» **GIVEN PROBLEM**
Restate, word for word, every line of the data.

» **Entries taken from a collection**
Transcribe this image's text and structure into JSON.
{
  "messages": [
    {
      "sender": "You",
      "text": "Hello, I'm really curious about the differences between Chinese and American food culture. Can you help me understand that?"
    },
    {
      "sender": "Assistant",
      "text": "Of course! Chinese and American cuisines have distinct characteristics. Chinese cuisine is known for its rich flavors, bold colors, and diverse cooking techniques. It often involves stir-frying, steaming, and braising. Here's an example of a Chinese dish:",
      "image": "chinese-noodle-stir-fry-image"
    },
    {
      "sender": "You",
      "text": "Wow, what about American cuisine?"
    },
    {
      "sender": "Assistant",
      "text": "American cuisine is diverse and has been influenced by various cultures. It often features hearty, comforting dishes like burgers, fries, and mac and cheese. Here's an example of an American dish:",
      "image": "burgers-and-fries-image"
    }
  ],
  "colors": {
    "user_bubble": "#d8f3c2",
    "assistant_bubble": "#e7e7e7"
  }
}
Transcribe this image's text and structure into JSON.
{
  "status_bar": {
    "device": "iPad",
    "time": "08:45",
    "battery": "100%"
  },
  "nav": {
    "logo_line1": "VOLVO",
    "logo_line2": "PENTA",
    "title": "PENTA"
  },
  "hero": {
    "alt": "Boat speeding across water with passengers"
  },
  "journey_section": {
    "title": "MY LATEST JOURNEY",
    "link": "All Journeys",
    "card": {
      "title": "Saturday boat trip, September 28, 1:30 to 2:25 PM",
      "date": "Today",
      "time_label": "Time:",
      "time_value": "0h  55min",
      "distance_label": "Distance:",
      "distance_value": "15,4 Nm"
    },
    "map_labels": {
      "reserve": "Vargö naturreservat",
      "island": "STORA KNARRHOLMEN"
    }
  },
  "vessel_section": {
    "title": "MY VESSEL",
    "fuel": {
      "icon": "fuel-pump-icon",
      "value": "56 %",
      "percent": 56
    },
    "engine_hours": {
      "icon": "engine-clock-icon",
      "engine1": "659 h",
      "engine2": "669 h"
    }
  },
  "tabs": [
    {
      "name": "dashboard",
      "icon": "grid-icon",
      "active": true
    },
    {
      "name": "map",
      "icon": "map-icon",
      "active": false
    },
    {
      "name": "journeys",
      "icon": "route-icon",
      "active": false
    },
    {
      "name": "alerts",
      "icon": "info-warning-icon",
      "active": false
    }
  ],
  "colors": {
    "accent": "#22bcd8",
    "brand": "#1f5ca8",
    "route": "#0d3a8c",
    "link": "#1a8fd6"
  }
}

» **OUTPUT FOR THIS EXERCISE**
Transcribe this image's text and structure into JSON.
{
  "messages": [
    {
      "sender": "You",
      "text": "Hello, I'm really curious about the differences between Chinese and American food culture. Can you help me understand that?"
    },
    {
      "sender": "Assistant",
      "text": "Of course! Chinese and American cuisines have distinct characteristics. Chinese cuisine is known for its rich flavors, bold colors, and diverse cooking techniques. It often involves stir-frying, steaming, and braising. Here's an example of a Chinese dish:",
      "image": "chinese-noodle-stir-fry-image"
    },
    {
      "sender": "You",
      "text": "Wow, what about American cuisine?"
    },
    {
      "sender": "Assistant",
      "text": "American cuisine is diverse and has been influenced by various cultures. It often features hearty, comforting dishes like burgers, fries, and mac and cheese. Here's an example of an American dish:",
      "image": "burgers-and-fries-image"
    }
  ],
  "colors": {
    "user_bubble": "#d8f3c2",
    "assistant_bubble": "#e7e7e7"
  }
}
Transcribe this image's text and structure into JSON.
{
  "status_bar": {
    "device": "iPad",
    "time": "08:45",
    "battery": "100%"
  },
  "nav": {
    "logo_line1": "VOLVO",
    "logo_line2": "PENTA",
    "title": "PENTA"
  },
  "hero": {
    "alt": "Boat speeding across water with passengers"
  },
  "journey_section": {
    "title": "MY LATEST JOURNEY",
    "link": "All Journeys",
    "card": {
      "title": "Saturday boat trip, September 28, 1:30 to 2:25 PM",
      "date": "Today",
      "time_label": "Time:",
      "time_value": "0h  55min",
      "distance_label": "Distance:",
      "distance_value": "15,4 Nm"
    },
    "map_labels": {
      "reserve": "Vargö naturreservat",
      "island": "STORA KNARRHOLMEN"
    }
  },
  "vessel_section": {
    "title": "MY VESSEL",
    "fuel": {
      "icon": "fuel-pump-icon",
      "value": "56 %",
      "percent": 56
    },
    "engine_hours": {
      "icon": "engine-clock-icon",
      "engine1": "659 h",
      "engine2": "669 h"
    }
  },
  "tabs": [
    {
      "name": "dashboard",
      "icon": "grid-icon",
      "active": true
    },
    {
      "name": "map",
      "icon": "map-icon",
      "active": false
    },
    {
      "name": "journeys",
      "icon": "route-icon",
      "active": false
    },
    {
      "name": "alerts",
      "icon": "info-warning-icon",
      "active": false
    }
  ],
  "colors": {
    "accent": "#22bcd8",
    "brand": "#1f5ca8",
    "route": "#0d3a8c",
    "link": "#1a8fd6"
  }
}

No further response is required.